Excerpted passage:

4. FIXED INCOME FUND
The Plan invests in conventional Guaranteed Investment Contracts (GICs) and Synthetic GICs, which are held in the Fixed Income Fund. All GICs held by the Plan are considered fully benefit-responsive and are recorded at fair value and adjusted to contract value.
Synthetic GICs are comprised of both investment and contractual components. The investment component consists of securities or shares of units of a portfolio of fixed-income securities, referred to as the underlying investments. This investment component is “wrapped” by contracts issued by third-party financial institutions. These wrap contracts provide participants the ability for benefit withdrawals and investment exchanges at the full contract value of the Synthetic GICs (i.e., contributions made to the fund, plus earnings, less participant withdrawals and administrative expenses) notwithstanding the actual market value of the underlying investments (i.e., fair value of security, plus accrued interest). In this manner, wrap contracts are designed to smooth out the impact of normal market fluctuations associated with the performance of the underlying investments. The wrapper contract provides that realized and unrealized gains and losses on the underlying investments are not reflected immediately in the net assets of the fund, but rather are amortized over the duration of the underlying assets through adjustment to the future crediting rate.
The Fixed Income Fund maintained an above average allocation to cash in 2009 due to a limited ability to invest new cash flows into the Fund’s Synthetic GICs. In 2009, many providers of Synthetic GICs, primarily banks and insurance companies, were unwilling to provide additional wrap capacity to fixed income funds. As a result of the limited wrap capacity, the Fund’s cash weight exceeded 20% at the end of 2009.

 

11


Table of Contents

Wrap contract issuers place restrictions on minimum/maximum portfolio durations and on the minimum credit quality of the underlying investments.
Most of the investments underlying the Synthetic GICs have expected average lives, that is, they have a target maturity date that is subject to change depending on market conditions. Should the expected average life of the investments shorten or extend, the crediting rate on the contract is normally reset to reflect the investments’ net yield to maturity. If the underlying investments prepay prior to their expected maturity, the cash flows from the investments are typically reinvested in new investments.
GICs can be structured as nonparticipating, participating or a combination therein. Conventional GICs issued by insurance companies are primarily nonparticipating wherein the contract holder does not participate in any gains and losses incurred due to performance of the underlying fixed-income portfolio relative to the book value at times of withdrawals. Conversely, GICs, or wrap contracts, issued by insurance companies or banks, are primarily participating wherein the contract holder participates in gains and losses incurred due to the performance of the underlying fixed-income portfolio relative to book value at times of withdrawals. Gains and losses are amortized through future crediting rate resets. Participating structures are the most common structure utilized in the Fixed Income Fund.
GIC contracts are typically issued with a fixed crediting rate and a fixed maturity that does not change over the life of the contract. Wrap contracts typically reset on a monthly or quarterly basis as negotiated with the wrap issuer and do not have a final stated maturity date. The wrap contracts in the Fixed Income Fund are predominately reset on a monthly basis with a one-month look back for the portfolio statistics. The investment contract issuer guarantees a minimum 0% crediting rate although a wrap does not absorb any loss for credit defaults in an underlying portfolio.

Records supplied:
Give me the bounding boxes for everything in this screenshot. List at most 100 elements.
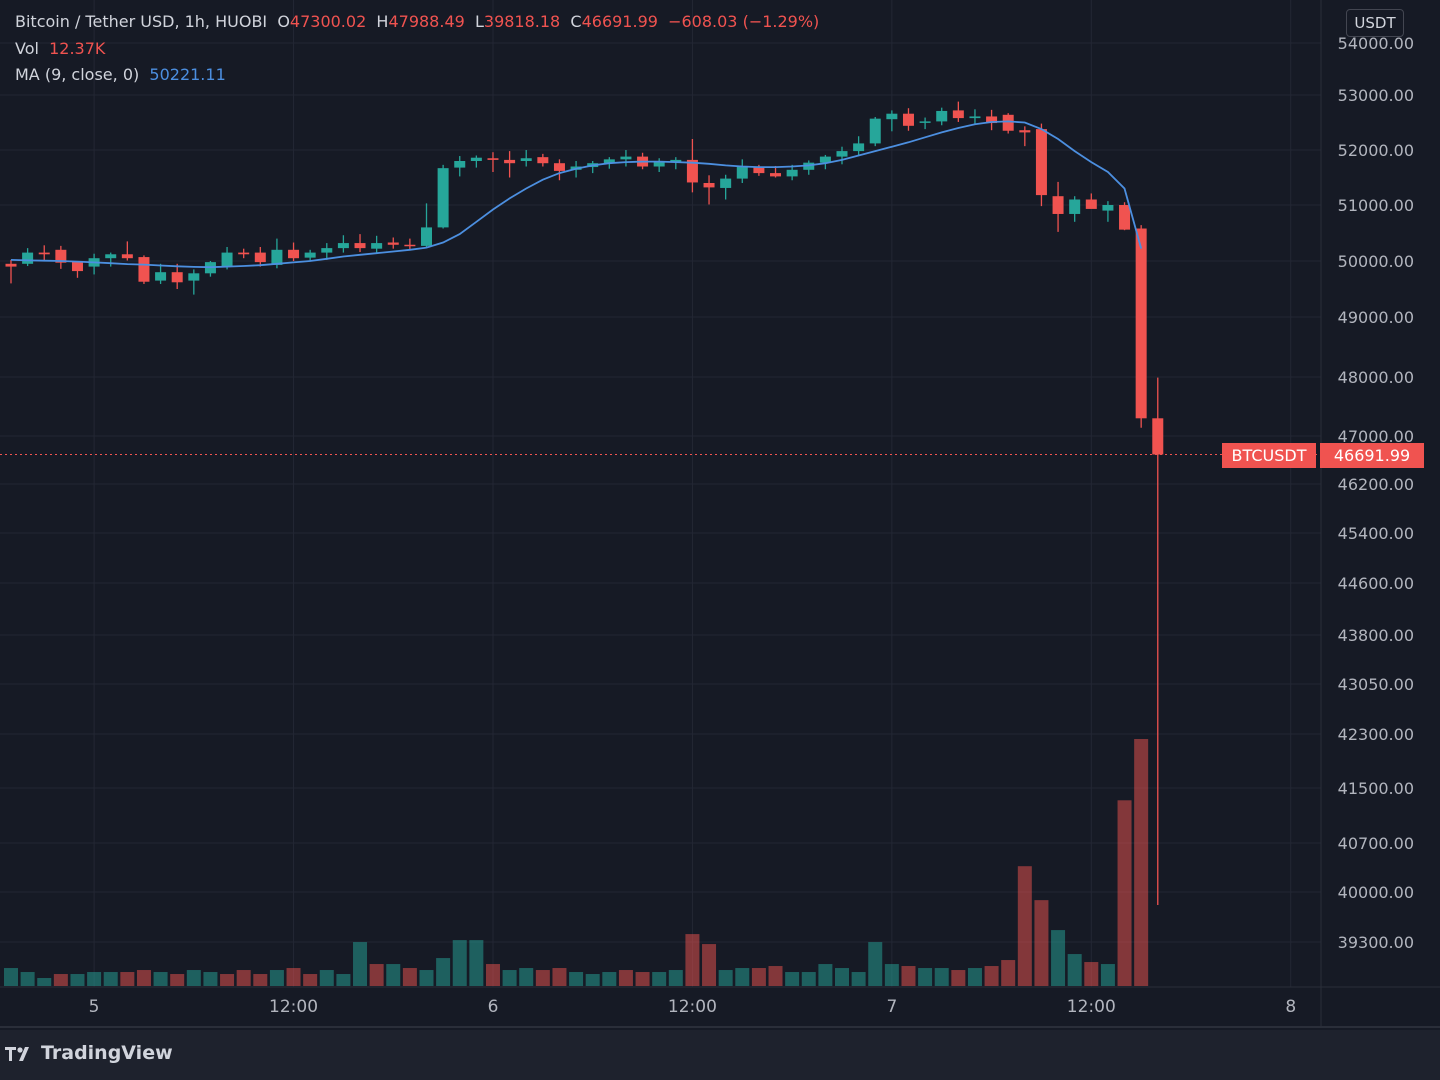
volume-bars <box>4 739 1149 986</box>
candle-body <box>853 143 865 152</box>
candle-body <box>138 257 150 282</box>
volume-bar <box>768 966 783 986</box>
change-value: −608.03 (−1.29%) <box>668 12 820 31</box>
candle-body <box>553 163 565 171</box>
volume-bar <box>751 968 766 986</box>
volume-bar <box>801 972 816 986</box>
price-tick-label: 44600.00 <box>1338 574 1414 593</box>
volume-bar <box>402 968 417 986</box>
candle-body <box>819 156 831 163</box>
candle-body <box>188 273 200 281</box>
time-tick-label: 12:00 <box>668 997 717 1017</box>
volume-bar <box>319 970 334 986</box>
price-tick-label: 49000.00 <box>1338 308 1414 327</box>
tradingview-logo[interactable]: TradingView <box>4 1042 173 1064</box>
low-label: L <box>474 12 484 31</box>
price-tick-label: 51000.00 <box>1338 196 1414 215</box>
candle <box>138 255 150 284</box>
volume-bar <box>37 978 52 986</box>
volume-bar <box>469 940 484 986</box>
candle <box>969 109 981 125</box>
volume-bar <box>652 972 667 986</box>
volume-bar <box>851 972 866 986</box>
candle-body <box>470 157 482 161</box>
candle <box>254 247 266 267</box>
candle <box>238 248 250 259</box>
volume-bar <box>785 972 800 986</box>
candle-body <box>22 252 34 264</box>
candle-body <box>1069 199 1081 214</box>
candle-body <box>703 183 715 188</box>
candle-body <box>1135 228 1147 419</box>
candle-body <box>421 227 432 246</box>
candle-body <box>354 243 366 249</box>
footer-bar <box>0 1030 1440 1080</box>
candle-body <box>653 162 665 167</box>
volume-bar <box>884 964 899 986</box>
price-tick-label: 50000.00 <box>1338 252 1414 271</box>
candle <box>1019 126 1031 147</box>
candle <box>670 157 682 170</box>
candle-body <box>736 165 748 179</box>
volume-bar <box>236 970 251 986</box>
candle-body <box>454 161 466 168</box>
grid <box>0 0 1321 987</box>
tradingview-icon <box>5 1047 29 1061</box>
candle-body <box>1019 130 1031 133</box>
volume-bar <box>336 974 351 986</box>
candle <box>1102 201 1114 222</box>
candle-body <box>1035 129 1047 196</box>
price-tick-label: 53000.00 <box>1338 86 1414 105</box>
volume-bar <box>1051 930 1066 986</box>
vol-label: Vol <box>15 39 39 58</box>
time-tick-label: 8 <box>1285 997 1296 1017</box>
open-label: O <box>277 12 290 31</box>
volume-bar <box>685 934 700 986</box>
candle <box>786 164 798 181</box>
candle <box>736 159 748 183</box>
candle <box>171 263 183 289</box>
candle <box>853 136 865 156</box>
volume-bar <box>419 970 434 986</box>
candle <box>22 248 34 267</box>
candle-body <box>670 159 682 163</box>
volume-bar <box>452 940 467 986</box>
candle-body <box>321 248 333 253</box>
candle <box>869 117 881 147</box>
open-value: 47300.02 <box>289 12 367 31</box>
candle-body <box>969 116 981 119</box>
volume-bar <box>1017 866 1032 986</box>
volume-legend[interactable]: Vol 12.37K <box>15 39 105 58</box>
candle-body <box>786 169 798 177</box>
currency-unit-button[interactable]: USDT <box>1346 9 1404 37</box>
candle <box>553 159 565 181</box>
candle-body <box>720 178 732 188</box>
volume-bar <box>1100 964 1115 986</box>
candle <box>188 269 200 295</box>
chart-legend-ohlc: Bitcoin / Tether USD, 1h, HUOBI O47300.0… <box>15 12 819 31</box>
candle <box>537 153 549 167</box>
volume-bar <box>1134 739 1149 986</box>
candle <box>520 150 532 167</box>
volume-bar <box>353 942 368 986</box>
volume-bar <box>436 958 451 986</box>
low-value: 39818.18 <box>483 12 561 31</box>
candle-body <box>254 252 266 263</box>
ma-legend[interactable]: MA (9, close, 0) 50221.11 <box>15 65 226 84</box>
candle <box>836 146 848 165</box>
candle <box>204 261 216 277</box>
price-tick-label: 42300.00 <box>1338 725 1414 744</box>
candle-body <box>869 118 881 144</box>
candle-body <box>387 242 399 245</box>
candle <box>55 245 67 269</box>
candle-body <box>487 158 499 160</box>
candle-body <box>404 244 416 247</box>
candle-body <box>520 158 532 161</box>
candle-body <box>902 113 914 126</box>
volume-bar <box>835 968 849 986</box>
volume-bar <box>585 974 600 986</box>
candle <box>686 139 698 193</box>
candle-body <box>288 249 300 259</box>
volume-bar <box>635 972 650 986</box>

Exercise goal:
Please return the part of the Fixed Income Fund note starting with "GICs can be" and going on through "utilized in the Fixed Income Fund.", copied word for word.

Answer to the problem:
GICs can be structured as nonparticipating, participating or a combination therein. Conventional GICs issued by insurance companies are primarily nonparticipating wherein the contract holder does not participate in any gains and losses incurred due to performance of the underlying fixed-income portfolio relative to the book value at times of withdrawals. Conversely, GICs, or wrap contracts, issued by insurance companies or banks, are primarily participating wherein the contract holder participates in gains and losses incurred due to the performance of the underlying fixed-income portfolio relative to book value at times of withdrawals. Gains and losses are amortized through future crediting rate resets. Participating structures are the most common structure utilized in the Fixed Income Fund.